__Exercise__: Please give these rows again, substituting "bounding boxes" for "pixel coordinates" and keeping everything else the same, and leave the pictures out.

__Entries shown__:

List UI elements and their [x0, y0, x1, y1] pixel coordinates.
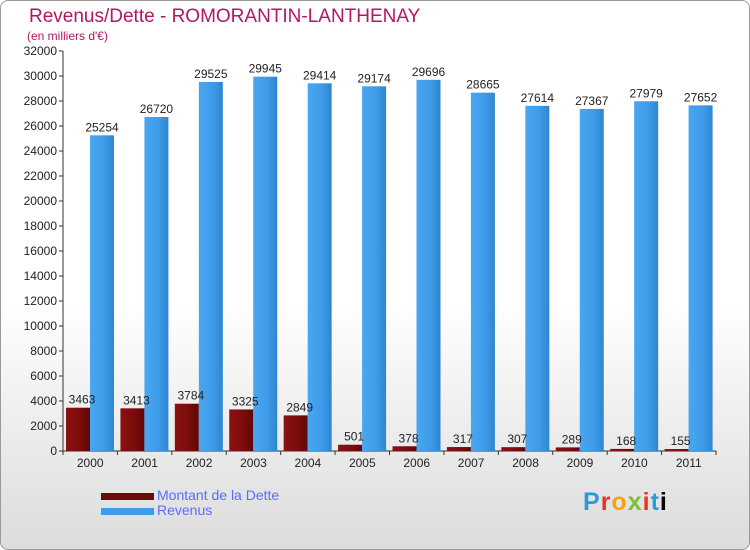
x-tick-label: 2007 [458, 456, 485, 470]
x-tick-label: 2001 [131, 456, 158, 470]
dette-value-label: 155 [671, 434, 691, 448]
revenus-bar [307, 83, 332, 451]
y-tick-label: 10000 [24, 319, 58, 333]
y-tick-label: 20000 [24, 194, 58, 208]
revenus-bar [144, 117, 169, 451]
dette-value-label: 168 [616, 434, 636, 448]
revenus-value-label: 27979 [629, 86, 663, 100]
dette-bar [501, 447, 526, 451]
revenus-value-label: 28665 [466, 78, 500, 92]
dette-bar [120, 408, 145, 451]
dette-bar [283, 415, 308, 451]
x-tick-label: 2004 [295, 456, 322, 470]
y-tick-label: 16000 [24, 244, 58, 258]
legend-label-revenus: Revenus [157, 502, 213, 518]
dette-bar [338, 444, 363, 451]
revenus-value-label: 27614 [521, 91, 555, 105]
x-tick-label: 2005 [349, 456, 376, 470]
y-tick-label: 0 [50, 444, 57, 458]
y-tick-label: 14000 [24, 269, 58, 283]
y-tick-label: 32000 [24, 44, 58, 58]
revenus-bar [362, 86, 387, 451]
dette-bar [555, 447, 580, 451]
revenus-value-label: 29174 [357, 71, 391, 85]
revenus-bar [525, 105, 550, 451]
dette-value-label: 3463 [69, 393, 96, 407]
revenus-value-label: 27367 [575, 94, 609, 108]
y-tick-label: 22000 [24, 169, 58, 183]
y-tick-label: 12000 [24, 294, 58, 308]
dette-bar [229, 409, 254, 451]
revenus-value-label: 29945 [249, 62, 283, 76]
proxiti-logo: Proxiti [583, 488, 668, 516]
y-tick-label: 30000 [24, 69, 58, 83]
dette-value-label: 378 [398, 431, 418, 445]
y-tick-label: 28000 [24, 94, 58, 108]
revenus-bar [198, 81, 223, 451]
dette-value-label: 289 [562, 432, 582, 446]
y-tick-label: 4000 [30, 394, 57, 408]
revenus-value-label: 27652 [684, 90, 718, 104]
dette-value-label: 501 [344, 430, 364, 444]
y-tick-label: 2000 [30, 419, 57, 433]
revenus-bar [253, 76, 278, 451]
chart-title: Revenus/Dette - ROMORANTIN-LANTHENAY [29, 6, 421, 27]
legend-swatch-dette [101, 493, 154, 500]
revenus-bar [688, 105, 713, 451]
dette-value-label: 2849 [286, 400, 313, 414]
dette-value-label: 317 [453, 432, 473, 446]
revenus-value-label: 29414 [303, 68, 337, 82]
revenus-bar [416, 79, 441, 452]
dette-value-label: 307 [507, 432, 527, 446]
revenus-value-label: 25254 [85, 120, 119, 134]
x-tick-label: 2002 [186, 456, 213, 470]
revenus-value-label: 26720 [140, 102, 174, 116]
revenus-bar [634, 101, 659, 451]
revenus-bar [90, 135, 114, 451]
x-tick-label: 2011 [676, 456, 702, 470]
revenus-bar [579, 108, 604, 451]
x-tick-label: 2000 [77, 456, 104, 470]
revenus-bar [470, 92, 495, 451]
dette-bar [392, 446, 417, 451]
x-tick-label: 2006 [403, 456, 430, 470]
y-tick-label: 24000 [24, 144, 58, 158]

__Reply__:
List UI elements and their [x0, y0, x1, y1] bounding boxes.
x-tick-label: 2007 [458, 456, 485, 470]
x-tick-label: 2001 [131, 456, 158, 470]
dette-value-label: 155 [671, 434, 691, 448]
revenus-bar [307, 83, 332, 451]
y-tick-label: 10000 [24, 319, 58, 333]
y-tick-label: 20000 [24, 194, 58, 208]
revenus-bar [144, 117, 169, 451]
dette-value-label: 168 [616, 434, 636, 448]
revenus-value-label: 27979 [629, 86, 663, 100]
dette-bar [501, 447, 526, 451]
revenus-value-label: 28665 [466, 78, 500, 92]
dette-bar [120, 408, 145, 451]
dette-bar [283, 415, 308, 451]
x-tick-label: 2004 [295, 456, 322, 470]
y-tick-label: 16000 [24, 244, 58, 258]
legend-label-revenus: Revenus [157, 502, 213, 518]
dette-bar [338, 444, 363, 451]
revenus-value-label: 27614 [521, 91, 555, 105]
x-tick-label: 2005 [349, 456, 376, 470]
y-tick-label: 0 [50, 444, 57, 458]
y-tick-label: 14000 [24, 269, 58, 283]
y-tick-label: 32000 [24, 44, 58, 58]
revenus-bar [362, 86, 387, 451]
dette-bar [555, 447, 580, 451]
revenus-value-label: 29174 [357, 71, 391, 85]
revenus-bar [525, 105, 550, 451]
dette-value-label: 3463 [69, 393, 96, 407]
revenus-value-label: 27367 [575, 94, 609, 108]
y-tick-label: 22000 [24, 169, 58, 183]
y-tick-label: 12000 [24, 294, 58, 308]
dette-bar [229, 409, 254, 451]
revenus-value-label: 29945 [249, 62, 283, 76]
proxiti-logo: Proxiti [583, 488, 668, 516]
y-tick-label: 30000 [24, 69, 58, 83]
dette-value-label: 378 [398, 431, 418, 445]
y-tick-label: 28000 [24, 94, 58, 108]
revenus-bar [198, 81, 223, 451]
dette-value-label: 289 [562, 432, 582, 446]
y-tick-label: 4000 [30, 394, 57, 408]
revenus-value-label: 27652 [684, 90, 718, 104]
dette-value-label: 501 [344, 430, 364, 444]
y-tick-label: 2000 [30, 419, 57, 433]
revenus-bar [253, 76, 278, 451]
chart-title: Revenus/Dette - ROMORANTIN-LANTHENAY [29, 6, 421, 27]
legend-swatch-dette [101, 493, 154, 500]
revenus-bar [688, 105, 713, 451]
dette-value-label: 2849 [286, 400, 313, 414]
dette-value-label: 317 [453, 432, 473, 446]
revenus-value-label: 29414 [303, 68, 337, 82]
revenus-bar [416, 79, 441, 452]
dette-value-label: 307 [507, 432, 527, 446]
revenus-value-label: 25254 [85, 120, 119, 134]
x-tick-label: 2002 [186, 456, 213, 470]
revenus-value-label: 26720 [140, 102, 174, 116]
revenus-bar [634, 101, 659, 451]
revenus-bar [90, 135, 114, 451]
x-tick-label: 2011 [676, 456, 702, 470]
revenus-bar [579, 108, 604, 451]
x-tick-label: 2000 [77, 456, 104, 470]
revenus-bar [470, 92, 495, 451]
dette-bar [392, 446, 417, 451]
x-tick-label: 2006 [403, 456, 430, 470]
y-tick-label: 24000 [24, 144, 58, 158]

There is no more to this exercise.